[Records from a collection]

§

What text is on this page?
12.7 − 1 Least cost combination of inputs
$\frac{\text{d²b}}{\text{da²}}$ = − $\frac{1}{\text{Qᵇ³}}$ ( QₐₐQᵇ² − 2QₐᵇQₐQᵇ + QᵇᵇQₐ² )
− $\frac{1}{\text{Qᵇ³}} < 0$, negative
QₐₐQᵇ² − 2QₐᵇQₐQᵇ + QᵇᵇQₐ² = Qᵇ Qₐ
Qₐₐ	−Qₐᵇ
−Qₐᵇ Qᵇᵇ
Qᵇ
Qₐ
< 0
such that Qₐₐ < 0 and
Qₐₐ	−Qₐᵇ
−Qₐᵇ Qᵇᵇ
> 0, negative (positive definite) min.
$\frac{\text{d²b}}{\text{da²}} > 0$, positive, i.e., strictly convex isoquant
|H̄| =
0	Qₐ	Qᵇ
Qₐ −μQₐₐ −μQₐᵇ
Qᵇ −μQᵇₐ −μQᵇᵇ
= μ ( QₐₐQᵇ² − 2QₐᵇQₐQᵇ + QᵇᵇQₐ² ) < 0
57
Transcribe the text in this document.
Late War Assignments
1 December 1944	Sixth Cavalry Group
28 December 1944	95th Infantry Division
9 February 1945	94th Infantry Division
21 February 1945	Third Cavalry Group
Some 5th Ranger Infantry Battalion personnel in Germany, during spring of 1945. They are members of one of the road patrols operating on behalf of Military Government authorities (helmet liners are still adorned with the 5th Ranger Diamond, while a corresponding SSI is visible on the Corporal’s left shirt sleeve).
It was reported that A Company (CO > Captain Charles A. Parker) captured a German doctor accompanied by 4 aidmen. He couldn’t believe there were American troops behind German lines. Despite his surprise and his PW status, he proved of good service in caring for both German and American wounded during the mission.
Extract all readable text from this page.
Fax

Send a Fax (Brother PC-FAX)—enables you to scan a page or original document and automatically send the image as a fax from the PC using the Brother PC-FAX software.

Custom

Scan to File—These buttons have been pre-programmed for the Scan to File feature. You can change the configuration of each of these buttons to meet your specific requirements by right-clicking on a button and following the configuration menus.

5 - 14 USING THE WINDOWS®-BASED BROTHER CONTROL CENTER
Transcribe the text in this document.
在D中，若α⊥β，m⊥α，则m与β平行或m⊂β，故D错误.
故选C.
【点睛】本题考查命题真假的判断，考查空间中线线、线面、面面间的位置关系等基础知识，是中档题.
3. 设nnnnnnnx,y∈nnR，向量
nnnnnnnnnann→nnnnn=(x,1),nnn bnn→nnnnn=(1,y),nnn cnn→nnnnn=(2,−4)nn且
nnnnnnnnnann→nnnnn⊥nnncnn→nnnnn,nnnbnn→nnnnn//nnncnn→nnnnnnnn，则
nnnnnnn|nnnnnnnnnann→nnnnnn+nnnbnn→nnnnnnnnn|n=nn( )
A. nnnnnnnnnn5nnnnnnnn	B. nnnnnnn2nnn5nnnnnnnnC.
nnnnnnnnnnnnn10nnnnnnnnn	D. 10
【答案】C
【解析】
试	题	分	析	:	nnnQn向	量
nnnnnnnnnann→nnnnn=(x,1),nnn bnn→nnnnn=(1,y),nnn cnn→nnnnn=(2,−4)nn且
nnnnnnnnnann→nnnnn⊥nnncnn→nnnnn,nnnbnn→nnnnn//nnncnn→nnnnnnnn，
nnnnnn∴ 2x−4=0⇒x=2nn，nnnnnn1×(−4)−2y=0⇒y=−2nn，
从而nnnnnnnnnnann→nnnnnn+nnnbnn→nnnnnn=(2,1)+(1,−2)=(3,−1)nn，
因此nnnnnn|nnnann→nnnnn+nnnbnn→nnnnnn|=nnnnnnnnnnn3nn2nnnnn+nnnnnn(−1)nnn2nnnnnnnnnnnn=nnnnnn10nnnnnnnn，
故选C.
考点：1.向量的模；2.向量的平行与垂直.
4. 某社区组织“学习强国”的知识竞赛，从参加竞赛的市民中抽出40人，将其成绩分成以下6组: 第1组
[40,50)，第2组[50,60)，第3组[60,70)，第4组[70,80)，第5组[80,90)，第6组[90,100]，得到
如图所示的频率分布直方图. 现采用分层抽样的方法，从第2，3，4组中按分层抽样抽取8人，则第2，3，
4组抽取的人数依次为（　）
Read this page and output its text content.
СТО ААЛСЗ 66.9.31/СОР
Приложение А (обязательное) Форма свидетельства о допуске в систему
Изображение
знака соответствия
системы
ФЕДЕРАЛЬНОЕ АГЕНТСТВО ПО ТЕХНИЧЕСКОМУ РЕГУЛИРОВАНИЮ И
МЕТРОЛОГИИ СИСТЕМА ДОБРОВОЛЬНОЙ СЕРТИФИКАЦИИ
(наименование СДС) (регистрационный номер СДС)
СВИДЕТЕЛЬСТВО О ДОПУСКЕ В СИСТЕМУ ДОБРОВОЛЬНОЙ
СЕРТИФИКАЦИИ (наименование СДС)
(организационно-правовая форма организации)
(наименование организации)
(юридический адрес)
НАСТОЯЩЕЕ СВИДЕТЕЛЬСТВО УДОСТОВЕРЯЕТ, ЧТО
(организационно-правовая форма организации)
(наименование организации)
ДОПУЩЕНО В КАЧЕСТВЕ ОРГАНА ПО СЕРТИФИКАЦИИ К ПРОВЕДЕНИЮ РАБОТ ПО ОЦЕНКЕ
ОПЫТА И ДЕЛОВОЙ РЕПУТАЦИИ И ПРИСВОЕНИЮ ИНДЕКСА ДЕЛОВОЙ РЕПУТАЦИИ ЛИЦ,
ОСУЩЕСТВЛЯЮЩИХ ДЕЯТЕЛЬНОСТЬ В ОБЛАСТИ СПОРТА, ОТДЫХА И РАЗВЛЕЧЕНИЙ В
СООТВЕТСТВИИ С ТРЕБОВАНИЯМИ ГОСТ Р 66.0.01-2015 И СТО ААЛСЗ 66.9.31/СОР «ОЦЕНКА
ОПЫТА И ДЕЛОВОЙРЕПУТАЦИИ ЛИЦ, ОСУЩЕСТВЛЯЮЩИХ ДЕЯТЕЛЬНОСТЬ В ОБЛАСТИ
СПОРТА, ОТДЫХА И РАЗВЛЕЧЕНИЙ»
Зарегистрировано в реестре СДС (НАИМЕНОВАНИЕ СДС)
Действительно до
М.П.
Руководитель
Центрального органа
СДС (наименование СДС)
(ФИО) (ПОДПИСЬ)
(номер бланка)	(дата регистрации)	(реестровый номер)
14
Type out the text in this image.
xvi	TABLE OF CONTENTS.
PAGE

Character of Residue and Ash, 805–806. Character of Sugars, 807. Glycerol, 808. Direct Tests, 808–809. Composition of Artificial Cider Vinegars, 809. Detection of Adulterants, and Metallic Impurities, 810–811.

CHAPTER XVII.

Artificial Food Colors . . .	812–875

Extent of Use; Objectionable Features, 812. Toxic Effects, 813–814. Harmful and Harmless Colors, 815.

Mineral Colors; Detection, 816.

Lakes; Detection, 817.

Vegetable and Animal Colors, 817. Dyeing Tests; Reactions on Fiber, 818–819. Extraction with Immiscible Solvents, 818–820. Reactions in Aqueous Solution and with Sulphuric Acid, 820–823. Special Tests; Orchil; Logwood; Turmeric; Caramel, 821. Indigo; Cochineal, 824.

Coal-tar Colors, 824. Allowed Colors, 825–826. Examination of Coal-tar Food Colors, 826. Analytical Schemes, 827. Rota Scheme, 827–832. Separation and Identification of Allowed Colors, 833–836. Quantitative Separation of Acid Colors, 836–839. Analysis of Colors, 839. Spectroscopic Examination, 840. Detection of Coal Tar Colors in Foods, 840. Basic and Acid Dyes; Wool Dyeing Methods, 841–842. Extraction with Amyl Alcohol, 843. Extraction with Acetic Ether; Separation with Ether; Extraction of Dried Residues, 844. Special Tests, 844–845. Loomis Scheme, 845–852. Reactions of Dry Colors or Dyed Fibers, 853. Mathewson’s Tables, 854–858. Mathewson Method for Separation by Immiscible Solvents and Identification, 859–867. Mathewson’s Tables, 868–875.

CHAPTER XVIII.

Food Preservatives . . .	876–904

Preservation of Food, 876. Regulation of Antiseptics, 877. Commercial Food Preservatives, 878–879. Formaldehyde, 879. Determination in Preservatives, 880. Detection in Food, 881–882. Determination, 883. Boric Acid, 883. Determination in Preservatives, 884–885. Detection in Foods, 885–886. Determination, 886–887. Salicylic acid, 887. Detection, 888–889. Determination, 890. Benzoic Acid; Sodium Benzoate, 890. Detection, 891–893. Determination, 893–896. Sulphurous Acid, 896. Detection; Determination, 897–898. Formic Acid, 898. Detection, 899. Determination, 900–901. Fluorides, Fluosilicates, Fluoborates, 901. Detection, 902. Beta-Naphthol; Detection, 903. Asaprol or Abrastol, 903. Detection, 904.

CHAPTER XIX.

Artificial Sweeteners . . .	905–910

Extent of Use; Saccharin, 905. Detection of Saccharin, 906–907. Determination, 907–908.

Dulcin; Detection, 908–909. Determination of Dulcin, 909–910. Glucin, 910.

§

→ **Objective**:
Collect each line holding the string "ААЛСЗ".

→ **In response**:
СТО ААЛСЗ 66.9.31/СОР
СООТВЕТСТВИИ С ТРЕБОВАНИЯМИ ГОСТ Р 66.0.01-2015 И СТО ААЛСЗ 66.9.31/СОР «ОЦЕНКА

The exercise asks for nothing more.